• WRITTEN REQUEST:
Report how many lines of the following entries include the string "Centro"; respond with the number alone.
## BEGIN EXCERPTED DATA
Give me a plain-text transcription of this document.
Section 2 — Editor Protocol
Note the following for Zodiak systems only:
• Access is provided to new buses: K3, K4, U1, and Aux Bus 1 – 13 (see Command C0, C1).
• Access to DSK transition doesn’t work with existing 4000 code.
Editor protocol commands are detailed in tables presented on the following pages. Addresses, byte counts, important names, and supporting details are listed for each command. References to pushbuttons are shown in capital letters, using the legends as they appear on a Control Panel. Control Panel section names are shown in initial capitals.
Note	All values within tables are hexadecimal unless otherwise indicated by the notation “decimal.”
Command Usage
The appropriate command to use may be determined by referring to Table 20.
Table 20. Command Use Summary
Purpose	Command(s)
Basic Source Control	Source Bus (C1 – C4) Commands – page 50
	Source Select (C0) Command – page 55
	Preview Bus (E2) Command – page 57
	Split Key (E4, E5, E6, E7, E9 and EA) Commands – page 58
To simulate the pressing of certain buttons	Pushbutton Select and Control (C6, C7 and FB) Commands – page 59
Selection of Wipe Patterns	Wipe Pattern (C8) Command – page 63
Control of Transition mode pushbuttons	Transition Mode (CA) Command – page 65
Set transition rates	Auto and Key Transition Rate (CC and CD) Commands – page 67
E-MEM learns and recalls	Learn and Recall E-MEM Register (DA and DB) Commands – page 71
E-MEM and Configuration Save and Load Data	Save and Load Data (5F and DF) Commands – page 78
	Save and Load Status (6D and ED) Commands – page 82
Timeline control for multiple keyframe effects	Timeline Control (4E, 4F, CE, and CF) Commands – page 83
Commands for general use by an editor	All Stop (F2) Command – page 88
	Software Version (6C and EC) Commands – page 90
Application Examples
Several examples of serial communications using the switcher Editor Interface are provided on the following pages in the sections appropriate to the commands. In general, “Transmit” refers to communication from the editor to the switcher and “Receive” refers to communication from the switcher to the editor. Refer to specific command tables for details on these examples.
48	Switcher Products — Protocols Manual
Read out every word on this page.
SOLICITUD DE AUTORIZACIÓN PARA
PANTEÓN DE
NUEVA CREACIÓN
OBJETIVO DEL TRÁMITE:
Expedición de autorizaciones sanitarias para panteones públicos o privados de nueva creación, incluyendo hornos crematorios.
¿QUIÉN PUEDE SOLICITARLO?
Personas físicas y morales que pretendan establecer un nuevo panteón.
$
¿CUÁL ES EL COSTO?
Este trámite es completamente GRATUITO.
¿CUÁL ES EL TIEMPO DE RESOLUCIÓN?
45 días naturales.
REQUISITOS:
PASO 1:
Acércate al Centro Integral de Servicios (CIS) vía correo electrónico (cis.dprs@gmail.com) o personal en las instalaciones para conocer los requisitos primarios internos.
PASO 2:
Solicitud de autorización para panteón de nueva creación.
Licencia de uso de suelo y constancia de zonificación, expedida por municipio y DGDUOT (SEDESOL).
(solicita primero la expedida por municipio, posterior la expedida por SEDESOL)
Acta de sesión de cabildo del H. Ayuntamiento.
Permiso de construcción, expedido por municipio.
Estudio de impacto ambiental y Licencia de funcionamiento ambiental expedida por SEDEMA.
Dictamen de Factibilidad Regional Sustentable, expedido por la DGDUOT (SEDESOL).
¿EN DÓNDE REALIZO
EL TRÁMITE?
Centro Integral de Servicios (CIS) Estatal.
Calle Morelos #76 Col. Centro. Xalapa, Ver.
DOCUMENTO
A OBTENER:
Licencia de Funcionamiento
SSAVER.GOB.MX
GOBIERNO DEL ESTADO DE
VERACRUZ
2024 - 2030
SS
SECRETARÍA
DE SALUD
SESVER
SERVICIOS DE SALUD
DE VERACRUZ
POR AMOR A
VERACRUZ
## END EXCERPTED DATA
• TASK SOLUTION:
3